▶ **TASKS**:
1 > In the discussion of module versus script parsing, which unofficial mime type lets a Source be parsed as a module?
2 > Continue the discussion of module versus script parsing from where it ends.

▶ **TEXT PASSAGE**:
Maybe you have a similar problem and you absolutely need to know before parsing whether a file is going to be a module or not. But even if that is the case, wouldn't this be better served by providing a new API point for module loading rather than overloading this one with a weird, ad-hoc filename matcher to determine behaviour?
Maybe you have a similar problem and you absolutely need to know before parsing whether a file is going to be a module or not.
@eliasvasylenko yes, exactly. We need to know whether a Source is a module or a script. In order for a Source to be parsed as a module it needs to either have a file name ending in ".mjs" or the (unofficial) mime type application/javascript+module. So alternatively, you can specify the mime type via the Source.Builder. For import statements, the file name does not matter, as we always know it's a module.

▶ **EXERCISE DATA**:
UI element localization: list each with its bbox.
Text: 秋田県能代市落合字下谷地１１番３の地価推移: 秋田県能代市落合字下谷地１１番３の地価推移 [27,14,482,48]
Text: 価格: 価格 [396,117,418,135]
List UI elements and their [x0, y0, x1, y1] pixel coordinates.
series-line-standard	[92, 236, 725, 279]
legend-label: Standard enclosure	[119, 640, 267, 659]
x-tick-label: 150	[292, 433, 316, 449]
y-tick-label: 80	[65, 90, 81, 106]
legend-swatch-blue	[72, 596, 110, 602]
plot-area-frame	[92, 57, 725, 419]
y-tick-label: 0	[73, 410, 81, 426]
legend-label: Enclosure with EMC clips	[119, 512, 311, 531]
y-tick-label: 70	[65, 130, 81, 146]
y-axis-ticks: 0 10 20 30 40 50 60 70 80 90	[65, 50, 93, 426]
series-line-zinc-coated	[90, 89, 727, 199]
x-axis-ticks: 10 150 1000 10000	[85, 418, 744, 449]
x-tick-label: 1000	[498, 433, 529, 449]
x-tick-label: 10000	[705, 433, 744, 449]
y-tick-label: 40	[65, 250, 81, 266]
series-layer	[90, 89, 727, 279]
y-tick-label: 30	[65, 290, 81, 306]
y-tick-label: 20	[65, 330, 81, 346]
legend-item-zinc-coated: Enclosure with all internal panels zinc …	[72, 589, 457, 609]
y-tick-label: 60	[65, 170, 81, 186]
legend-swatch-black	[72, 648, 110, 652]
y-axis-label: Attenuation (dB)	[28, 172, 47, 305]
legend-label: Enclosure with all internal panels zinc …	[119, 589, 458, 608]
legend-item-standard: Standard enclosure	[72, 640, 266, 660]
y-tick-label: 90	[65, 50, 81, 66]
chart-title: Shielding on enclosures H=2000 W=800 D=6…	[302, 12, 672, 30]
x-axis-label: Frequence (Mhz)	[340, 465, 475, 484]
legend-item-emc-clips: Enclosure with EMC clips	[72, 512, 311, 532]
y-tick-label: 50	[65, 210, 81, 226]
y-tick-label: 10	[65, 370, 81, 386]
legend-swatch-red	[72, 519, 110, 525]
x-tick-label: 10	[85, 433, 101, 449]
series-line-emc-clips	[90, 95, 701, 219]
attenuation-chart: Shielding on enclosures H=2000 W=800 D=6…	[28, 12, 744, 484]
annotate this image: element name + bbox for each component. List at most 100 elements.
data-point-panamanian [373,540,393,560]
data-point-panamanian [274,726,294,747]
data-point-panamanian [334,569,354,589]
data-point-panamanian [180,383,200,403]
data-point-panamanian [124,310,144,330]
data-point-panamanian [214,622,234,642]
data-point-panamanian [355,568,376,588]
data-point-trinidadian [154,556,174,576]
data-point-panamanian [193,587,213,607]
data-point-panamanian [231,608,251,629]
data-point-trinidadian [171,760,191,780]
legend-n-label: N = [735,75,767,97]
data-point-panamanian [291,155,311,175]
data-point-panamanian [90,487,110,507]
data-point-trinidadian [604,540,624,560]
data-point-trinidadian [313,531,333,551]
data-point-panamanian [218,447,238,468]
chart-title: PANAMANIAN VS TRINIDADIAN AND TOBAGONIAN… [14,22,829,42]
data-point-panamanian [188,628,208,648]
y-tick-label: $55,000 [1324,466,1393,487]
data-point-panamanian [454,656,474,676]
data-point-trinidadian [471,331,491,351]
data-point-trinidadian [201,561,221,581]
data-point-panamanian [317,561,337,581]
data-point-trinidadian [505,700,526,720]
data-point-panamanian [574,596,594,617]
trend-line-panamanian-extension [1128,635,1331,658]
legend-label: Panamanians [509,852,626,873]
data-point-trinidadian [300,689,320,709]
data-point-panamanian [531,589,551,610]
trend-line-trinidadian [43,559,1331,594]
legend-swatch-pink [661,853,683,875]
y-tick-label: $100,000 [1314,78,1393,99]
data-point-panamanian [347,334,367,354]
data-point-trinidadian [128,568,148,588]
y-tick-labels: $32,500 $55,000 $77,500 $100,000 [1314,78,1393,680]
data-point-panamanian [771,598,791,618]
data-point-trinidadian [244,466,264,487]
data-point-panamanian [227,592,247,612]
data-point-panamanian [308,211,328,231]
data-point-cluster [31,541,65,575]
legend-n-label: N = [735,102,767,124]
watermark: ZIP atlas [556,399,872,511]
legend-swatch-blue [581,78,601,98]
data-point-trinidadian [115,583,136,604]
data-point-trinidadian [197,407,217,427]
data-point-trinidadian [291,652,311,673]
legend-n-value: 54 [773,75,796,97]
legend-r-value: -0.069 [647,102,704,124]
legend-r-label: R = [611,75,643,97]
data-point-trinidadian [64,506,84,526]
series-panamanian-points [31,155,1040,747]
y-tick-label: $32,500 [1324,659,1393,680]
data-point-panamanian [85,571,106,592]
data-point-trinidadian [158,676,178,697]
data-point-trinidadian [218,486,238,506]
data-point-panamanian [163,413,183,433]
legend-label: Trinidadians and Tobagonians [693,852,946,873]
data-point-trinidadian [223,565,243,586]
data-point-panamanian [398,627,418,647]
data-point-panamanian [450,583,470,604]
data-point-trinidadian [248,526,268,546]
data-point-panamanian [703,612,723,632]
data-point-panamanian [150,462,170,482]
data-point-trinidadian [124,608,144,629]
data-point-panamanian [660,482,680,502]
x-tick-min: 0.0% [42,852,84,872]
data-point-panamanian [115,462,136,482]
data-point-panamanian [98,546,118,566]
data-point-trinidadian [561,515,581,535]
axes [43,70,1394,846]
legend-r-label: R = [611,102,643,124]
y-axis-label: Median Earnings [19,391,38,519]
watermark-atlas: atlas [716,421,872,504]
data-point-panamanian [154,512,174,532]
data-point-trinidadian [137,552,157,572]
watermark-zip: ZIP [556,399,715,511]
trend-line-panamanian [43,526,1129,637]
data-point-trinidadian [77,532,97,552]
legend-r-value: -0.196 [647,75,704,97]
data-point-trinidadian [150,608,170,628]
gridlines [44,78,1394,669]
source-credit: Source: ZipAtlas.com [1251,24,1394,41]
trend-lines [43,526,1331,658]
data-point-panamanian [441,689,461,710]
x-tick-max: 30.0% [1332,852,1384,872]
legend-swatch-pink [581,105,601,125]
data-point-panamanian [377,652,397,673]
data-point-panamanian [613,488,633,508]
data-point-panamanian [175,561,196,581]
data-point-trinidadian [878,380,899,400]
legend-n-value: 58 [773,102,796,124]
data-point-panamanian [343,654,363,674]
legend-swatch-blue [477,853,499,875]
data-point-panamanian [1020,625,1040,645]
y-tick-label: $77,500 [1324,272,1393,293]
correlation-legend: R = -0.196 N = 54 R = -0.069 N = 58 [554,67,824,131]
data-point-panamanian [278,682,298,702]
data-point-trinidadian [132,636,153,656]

▶ **RESULTS OF THE EXERCISE**:
1 > application/javascript+module

2 >
@pete-by We don't have any plans to allow for a custom module loader currently.
Note that you can always load the file yourself and pass it to Source.Builder.content, if you want to specify a File but don't want it to be loaded by Source.Builder.build(). From JS, paths and files should always be resolved and loaded using the polyglot FileSystem (if not, it's a bug).
My JS files are stored in JCR, I have recently resolved my problem with loading modules without requiring them to have '.mjs' extension, but I basically had to implement the Java's FileSystem over the JCR for that and provide it to the builder. I appreciate everyone's comments in the threads, they are really helpful.
I have another question regarding loading of ES modules in JS when embedded in JAVA.
Is there a way to dynamically load ES modules at runtime (rather than using the import statement)?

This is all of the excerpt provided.